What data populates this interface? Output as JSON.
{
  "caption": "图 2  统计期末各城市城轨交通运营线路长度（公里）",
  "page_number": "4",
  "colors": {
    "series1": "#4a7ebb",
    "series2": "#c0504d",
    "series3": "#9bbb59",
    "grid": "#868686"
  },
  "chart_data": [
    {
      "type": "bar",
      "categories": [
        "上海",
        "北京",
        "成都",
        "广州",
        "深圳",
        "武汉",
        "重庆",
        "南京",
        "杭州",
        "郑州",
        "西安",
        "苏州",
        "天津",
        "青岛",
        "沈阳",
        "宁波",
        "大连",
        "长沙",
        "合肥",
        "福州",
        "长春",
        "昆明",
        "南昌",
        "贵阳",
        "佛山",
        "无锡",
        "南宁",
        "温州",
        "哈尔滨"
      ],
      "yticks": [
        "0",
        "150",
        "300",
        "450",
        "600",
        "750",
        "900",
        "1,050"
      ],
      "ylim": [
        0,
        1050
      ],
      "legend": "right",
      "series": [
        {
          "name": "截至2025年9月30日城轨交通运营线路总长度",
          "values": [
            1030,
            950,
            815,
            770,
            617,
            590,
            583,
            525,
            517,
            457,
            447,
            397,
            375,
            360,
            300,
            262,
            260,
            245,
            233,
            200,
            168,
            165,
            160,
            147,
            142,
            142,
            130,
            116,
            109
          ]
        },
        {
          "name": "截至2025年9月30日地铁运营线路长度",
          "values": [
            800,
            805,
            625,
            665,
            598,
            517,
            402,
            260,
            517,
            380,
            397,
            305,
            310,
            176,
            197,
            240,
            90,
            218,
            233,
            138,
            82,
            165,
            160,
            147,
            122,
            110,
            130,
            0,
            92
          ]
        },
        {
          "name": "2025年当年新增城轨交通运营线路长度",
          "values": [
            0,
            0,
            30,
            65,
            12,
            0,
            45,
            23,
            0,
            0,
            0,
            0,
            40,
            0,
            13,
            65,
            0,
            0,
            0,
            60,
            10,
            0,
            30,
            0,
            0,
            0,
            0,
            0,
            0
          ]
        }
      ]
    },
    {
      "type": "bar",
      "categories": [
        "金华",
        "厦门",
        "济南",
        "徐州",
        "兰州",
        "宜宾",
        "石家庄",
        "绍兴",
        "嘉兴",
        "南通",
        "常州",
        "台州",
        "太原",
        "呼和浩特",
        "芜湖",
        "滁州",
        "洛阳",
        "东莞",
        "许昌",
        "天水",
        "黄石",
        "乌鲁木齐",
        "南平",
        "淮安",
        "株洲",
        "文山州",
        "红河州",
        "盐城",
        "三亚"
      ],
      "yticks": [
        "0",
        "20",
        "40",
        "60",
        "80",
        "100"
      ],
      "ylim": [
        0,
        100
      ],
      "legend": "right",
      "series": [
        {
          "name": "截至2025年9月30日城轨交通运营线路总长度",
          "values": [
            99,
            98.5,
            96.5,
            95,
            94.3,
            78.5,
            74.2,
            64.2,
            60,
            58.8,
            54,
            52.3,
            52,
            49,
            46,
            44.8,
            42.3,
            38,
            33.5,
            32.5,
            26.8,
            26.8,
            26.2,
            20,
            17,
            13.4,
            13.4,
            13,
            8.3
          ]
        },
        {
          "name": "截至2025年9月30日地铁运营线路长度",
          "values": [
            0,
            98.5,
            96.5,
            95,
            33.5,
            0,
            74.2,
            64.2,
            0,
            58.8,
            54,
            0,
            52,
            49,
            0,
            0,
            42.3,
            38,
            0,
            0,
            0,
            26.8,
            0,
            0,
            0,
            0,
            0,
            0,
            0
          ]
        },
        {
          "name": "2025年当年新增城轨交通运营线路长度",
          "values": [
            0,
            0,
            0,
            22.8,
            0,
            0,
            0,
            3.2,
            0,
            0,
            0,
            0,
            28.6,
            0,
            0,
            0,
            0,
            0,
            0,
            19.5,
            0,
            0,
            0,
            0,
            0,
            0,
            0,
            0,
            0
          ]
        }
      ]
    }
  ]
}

WHAT IS REQUIRED: Give the listing again, word for word.

THE SOLUTION:
What data populates this interface? Output as JSON.
{
  "caption": "图 2  统计期末各城市城轨交通运营线路长度（公里）",
  "page_number": "4",
  "colors": {
    "series1": "#4a7ebb",
    "series2": "#c0504d",
    "series3": "#9bbb59",
    "grid": "#868686"
  },
  "chart_data": [
    {
      "type": "bar",
      "categories": [
        "上海",
        "北京",
        "成都",
        "广州",
        "深圳",
        "武汉",
        "重庆",
        "南京",
        "杭州",
        "郑州",
        "西安",
        "苏州",
        "天津",
        "青岛",
        "沈阳",
        "宁波",
        "大连",
        "长沙",
        "合肥",
        "福州",
        "长春",
        "昆明",
        "南昌",
        "贵阳",
        "佛山",
        "无锡",
        "南宁",
        "温州",
        "哈尔滨"
      ],
      "yticks": [
        "0",
        "150",
        "300",
        "450",
        "600",
        "750",
        "900",
        "1,050"
      ],
      "ylim": [
        0,
        1050
      ],
      "legend": "right",
      "series": [
        {
          "name": "截至2025年9月30日城轨交通运营线路总长度",
          "values": [
            1030,
            950,
            815,
            770,
            617,
            590,
            583,
            525,
            517,
            457,
            447,
            397,
            375,
            360,
            300,
            262,
            260,
            245,
            233,
            200,
            168,
            165,
            160,
            147,
            142,
            142,
            130,
            116,
            109
          ]
        },
        {
          "name": "截至2025年9月30日地铁运营线路长度",
          "values": [
            800,
            805,
            625,
            665,
            598,
            517,
            402,
            260,
            517,
            380,
            397,
            305,
            310,
            176,
            197,
            240,
            90,
            218,
            233,
            138,
            82,
            165,
            160,
            147,
            122,
            110,
            130,
            0,
            92
          ]
        },
        {
          "name": "2025年当年新增城轨交通运营线路长度",
          "values": [
            0,
            0,
            30,
            65,
            12,
            0,
            45,
            23,
            0,
            0,
            0,
            0,
            40,
            0,
            13,
            65,
            0,
            0,
            0,
            60,
            10,
            0,
            30,
            0,
            0,
            0,
            0,
            0,
            0
          ]
        }
      ]
    },
    {
      "type": "bar",
      "categories": [
        "金华",
        "厦门",
        "济南",
        "徐州",
        "兰州",
        "宜宾",
        "石家庄",
        "绍兴",
        "嘉兴",
        "南通",
        "常州",
        "台州",
        "太原",
        "呼和浩特",
        "芜湖",
        "滁州",
        "洛阳",
        "东莞",
        "许昌",
        "天水",
        "黄石",
        "乌鲁木齐",
        "南平",
        "淮安",
        "株洲",
        "文山州",
        "红河州",
        "盐城",
        "三亚"
      ],
      "yticks": [
        "0",
        "20",
        "40",
        "60",
        "80",
        "100"
      ],
      "ylim": [
        0,
        100
      ],
      "legend": "right",
      "series": [
        {
          "name": "截至2025年9月30日城轨交通运营线路总长度",
          "values": [
            99,
            98.5,
            96.5,
            95,
            94.3,
            78.5,
            74.2,
            64.2,
            60,
            58.8,
            54,
            52.3,
            52,
            49,
            46,
            44.8,
            42.3,
            38,
            33.5,
            32.5,
            26.8,
            26.8,
            26.2,
            20,
            17,
            13.4,
            13.4,
            13,
            8.3
          ]
        },
        {
          "name": "截至2025年9月30日地铁运营线路长度",
          "values": [
            0,
            98.5,
            96.5,
            95,
            33.5,
            0,
            74.2,
            64.2,
            0,
            58.8,
            54,
            0,
            52,
            49,
            0,
            0,
            42.3,
            38,
            0,
            0,
            0,
            26.8,
            0,
            0,
            0,
            0,
            0,
            0,
            0
          ]
        },
        {
          "name": "2025年当年新增城轨交通运营线路长度",
          "values": [
            0,
            0,
            0,
            22.8,
            0,
            0,
            0,
            3.2,
            0,
            0,
            0,
            0,
            28.6,
            0,
            0,
            0,
            0,
            0,
            0,
            19.5,
            0,
            0,
            0,
            0,
            0,
            0,
            0,
            0,
            0
          ]
        }
      ]
    }
  ]
}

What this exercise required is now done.